| What is needed |
Look over the lines below. Report each one that includes the string "name".

[Chart and figure data]
= = = = = = =

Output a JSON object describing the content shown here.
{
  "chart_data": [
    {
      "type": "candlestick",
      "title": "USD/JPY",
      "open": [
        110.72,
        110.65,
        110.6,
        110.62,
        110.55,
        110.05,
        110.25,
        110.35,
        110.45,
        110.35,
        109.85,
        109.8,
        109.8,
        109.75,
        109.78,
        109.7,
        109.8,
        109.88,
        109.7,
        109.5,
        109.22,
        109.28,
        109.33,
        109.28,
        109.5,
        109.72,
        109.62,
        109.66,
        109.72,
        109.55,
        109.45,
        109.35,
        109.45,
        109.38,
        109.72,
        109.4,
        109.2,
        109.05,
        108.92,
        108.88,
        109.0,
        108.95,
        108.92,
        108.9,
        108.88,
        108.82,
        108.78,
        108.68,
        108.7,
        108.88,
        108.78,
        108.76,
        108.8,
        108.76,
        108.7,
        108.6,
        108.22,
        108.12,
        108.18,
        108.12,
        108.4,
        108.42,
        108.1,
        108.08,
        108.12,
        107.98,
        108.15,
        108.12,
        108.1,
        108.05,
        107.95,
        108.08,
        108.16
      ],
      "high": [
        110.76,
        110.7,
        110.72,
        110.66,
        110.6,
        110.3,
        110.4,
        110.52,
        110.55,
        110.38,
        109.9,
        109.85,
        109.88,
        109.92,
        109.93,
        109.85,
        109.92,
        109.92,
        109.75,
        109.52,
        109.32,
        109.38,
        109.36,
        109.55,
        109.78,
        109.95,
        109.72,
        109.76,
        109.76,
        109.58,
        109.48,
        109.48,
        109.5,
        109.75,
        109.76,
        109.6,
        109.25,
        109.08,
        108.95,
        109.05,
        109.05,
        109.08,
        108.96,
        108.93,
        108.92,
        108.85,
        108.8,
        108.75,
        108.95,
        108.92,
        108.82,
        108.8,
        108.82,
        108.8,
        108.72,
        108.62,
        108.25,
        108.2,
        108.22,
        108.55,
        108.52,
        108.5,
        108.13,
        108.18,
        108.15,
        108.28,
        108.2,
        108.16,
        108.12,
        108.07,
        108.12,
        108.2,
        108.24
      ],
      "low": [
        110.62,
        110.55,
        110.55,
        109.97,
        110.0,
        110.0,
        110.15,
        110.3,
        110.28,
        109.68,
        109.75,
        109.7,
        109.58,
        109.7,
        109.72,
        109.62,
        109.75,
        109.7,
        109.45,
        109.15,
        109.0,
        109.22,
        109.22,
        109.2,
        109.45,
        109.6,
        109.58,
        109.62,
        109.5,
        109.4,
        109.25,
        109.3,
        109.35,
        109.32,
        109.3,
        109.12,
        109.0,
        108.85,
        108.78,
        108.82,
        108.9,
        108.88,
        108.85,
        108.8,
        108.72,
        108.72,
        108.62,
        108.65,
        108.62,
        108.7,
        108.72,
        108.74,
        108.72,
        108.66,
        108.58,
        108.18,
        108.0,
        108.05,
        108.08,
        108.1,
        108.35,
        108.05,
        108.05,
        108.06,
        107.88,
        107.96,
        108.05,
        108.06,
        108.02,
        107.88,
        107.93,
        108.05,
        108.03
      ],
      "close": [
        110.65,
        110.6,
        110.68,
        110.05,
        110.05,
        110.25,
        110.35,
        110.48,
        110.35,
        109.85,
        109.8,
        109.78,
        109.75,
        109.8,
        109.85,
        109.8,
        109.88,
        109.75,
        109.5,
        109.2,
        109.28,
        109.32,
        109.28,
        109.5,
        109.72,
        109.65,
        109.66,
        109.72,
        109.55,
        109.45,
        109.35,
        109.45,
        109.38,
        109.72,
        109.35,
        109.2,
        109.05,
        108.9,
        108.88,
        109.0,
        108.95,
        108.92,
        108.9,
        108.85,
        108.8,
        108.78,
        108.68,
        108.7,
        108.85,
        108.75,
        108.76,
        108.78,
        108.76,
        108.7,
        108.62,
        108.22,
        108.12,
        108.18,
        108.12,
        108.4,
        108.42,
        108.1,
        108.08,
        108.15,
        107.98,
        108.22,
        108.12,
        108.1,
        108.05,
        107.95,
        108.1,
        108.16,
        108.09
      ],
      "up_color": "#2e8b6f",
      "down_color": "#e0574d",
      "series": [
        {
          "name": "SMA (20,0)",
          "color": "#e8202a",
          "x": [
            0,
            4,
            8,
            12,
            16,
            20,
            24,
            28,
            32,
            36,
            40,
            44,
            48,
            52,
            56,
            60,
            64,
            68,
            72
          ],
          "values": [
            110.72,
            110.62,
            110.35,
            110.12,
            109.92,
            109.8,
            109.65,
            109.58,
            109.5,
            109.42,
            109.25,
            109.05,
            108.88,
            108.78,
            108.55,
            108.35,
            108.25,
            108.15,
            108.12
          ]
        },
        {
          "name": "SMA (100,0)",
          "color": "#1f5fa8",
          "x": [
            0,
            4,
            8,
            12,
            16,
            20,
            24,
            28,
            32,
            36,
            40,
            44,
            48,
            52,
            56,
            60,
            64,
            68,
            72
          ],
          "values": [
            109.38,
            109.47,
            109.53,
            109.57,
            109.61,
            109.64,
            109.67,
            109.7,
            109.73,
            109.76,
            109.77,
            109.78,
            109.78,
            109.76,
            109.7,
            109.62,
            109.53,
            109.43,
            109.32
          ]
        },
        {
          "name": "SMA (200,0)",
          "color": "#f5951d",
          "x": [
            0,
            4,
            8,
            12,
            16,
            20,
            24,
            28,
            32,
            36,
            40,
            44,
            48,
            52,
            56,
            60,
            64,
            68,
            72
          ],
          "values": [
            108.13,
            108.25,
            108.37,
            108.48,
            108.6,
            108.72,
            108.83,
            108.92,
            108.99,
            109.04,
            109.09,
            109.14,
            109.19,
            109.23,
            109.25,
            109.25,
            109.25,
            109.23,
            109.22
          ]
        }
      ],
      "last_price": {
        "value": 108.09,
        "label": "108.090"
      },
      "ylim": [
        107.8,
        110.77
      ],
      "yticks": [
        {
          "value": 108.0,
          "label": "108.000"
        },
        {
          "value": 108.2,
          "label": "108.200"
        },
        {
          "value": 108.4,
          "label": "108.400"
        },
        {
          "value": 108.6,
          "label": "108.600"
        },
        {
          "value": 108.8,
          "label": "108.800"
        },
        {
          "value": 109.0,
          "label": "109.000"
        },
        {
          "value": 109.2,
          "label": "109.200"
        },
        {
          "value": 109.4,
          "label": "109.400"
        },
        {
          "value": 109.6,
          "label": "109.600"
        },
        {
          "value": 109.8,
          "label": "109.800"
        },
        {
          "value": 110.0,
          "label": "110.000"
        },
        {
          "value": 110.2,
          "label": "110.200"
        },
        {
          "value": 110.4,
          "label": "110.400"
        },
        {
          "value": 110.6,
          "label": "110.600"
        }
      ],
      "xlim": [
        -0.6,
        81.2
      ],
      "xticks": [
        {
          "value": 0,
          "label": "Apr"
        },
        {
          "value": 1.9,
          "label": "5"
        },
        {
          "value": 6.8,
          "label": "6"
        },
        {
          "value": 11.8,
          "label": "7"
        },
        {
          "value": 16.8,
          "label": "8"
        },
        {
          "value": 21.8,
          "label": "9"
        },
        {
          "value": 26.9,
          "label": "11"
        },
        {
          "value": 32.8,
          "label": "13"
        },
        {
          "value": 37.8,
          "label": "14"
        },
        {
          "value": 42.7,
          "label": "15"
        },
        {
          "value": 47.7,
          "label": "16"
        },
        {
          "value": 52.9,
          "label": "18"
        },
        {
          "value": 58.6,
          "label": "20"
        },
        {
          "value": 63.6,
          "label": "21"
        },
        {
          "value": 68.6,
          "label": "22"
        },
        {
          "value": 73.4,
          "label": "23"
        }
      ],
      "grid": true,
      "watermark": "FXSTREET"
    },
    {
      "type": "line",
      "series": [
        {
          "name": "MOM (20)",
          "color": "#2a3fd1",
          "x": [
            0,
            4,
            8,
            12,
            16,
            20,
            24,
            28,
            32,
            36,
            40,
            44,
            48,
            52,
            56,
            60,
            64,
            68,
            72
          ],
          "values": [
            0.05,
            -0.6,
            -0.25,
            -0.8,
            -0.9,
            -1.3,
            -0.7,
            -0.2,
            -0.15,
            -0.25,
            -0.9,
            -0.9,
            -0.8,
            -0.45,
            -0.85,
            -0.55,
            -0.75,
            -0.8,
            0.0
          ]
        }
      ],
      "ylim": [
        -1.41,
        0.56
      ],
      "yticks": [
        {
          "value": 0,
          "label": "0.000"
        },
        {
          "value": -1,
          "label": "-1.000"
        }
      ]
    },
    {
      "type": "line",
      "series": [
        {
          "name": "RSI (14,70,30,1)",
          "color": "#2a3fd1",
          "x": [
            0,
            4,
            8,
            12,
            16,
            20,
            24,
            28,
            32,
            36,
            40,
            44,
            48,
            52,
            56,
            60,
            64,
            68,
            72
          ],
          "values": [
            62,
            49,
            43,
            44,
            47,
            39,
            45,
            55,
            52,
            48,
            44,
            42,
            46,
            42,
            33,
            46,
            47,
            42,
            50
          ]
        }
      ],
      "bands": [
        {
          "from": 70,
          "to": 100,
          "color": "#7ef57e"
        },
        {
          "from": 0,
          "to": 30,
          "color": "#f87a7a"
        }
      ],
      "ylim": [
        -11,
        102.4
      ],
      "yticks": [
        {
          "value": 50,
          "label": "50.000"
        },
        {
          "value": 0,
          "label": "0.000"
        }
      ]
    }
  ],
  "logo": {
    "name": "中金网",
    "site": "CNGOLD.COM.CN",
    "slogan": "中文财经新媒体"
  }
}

= = = = = = =

| Problem solution |
          "name": "SMA (20,0)",
          "name": "SMA (100,0)",
          "name": "SMA (200,0)",
          "name": "MOM (20)",
          "name": "RSI (14,70,30,1)",
    "name": "中金网",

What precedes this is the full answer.